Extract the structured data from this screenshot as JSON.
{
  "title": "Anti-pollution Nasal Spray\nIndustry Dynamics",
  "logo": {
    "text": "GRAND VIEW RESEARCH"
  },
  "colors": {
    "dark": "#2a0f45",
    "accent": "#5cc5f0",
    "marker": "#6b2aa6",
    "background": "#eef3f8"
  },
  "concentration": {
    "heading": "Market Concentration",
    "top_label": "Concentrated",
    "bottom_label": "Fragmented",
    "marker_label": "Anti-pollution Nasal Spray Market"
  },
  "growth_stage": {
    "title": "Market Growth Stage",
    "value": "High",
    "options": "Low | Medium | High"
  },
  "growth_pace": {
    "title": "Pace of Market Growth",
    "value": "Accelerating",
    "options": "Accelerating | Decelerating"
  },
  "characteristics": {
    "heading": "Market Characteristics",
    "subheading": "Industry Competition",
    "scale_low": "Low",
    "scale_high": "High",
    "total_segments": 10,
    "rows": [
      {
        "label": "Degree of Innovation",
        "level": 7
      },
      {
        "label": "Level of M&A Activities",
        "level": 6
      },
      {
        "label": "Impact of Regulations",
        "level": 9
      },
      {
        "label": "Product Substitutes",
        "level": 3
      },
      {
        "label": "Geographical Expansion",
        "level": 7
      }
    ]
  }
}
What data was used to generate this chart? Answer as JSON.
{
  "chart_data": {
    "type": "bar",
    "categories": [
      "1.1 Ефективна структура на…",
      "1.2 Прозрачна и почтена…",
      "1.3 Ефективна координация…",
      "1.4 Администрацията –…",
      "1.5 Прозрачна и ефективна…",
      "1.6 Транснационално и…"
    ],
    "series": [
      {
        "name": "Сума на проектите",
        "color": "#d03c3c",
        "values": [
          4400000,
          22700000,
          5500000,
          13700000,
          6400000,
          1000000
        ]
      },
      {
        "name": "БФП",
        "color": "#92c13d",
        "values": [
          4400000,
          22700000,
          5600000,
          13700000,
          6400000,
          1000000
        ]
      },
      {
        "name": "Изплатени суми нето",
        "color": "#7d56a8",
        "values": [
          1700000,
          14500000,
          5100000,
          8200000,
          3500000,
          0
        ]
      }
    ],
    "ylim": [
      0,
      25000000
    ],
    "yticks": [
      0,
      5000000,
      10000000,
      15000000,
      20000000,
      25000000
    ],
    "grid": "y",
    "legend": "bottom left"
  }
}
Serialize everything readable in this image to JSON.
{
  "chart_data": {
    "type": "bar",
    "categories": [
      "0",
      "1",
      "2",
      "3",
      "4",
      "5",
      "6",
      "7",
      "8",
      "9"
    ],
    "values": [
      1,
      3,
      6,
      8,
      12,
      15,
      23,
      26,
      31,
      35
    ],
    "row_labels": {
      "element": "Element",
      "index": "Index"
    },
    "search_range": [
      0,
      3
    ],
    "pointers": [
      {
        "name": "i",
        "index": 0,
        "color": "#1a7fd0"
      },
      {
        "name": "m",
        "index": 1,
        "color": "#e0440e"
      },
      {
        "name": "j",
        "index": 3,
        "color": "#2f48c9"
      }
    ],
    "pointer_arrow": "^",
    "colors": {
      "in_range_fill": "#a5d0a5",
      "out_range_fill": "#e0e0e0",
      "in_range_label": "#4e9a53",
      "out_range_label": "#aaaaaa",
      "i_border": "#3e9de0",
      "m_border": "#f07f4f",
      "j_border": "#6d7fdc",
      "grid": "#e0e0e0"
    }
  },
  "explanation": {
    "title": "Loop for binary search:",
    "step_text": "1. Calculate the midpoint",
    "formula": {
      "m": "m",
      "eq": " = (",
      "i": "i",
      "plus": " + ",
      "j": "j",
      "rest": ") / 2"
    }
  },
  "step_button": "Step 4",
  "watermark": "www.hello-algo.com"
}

___

** Problem details **
Show every line of the records above that contains the word "name".

** Task response **
        "name": "Сума на проектите",
        "name": "БФП",
        "name": "Изплатени суми нето",
        "name": "i",
        "name": "m",
        "name": "j",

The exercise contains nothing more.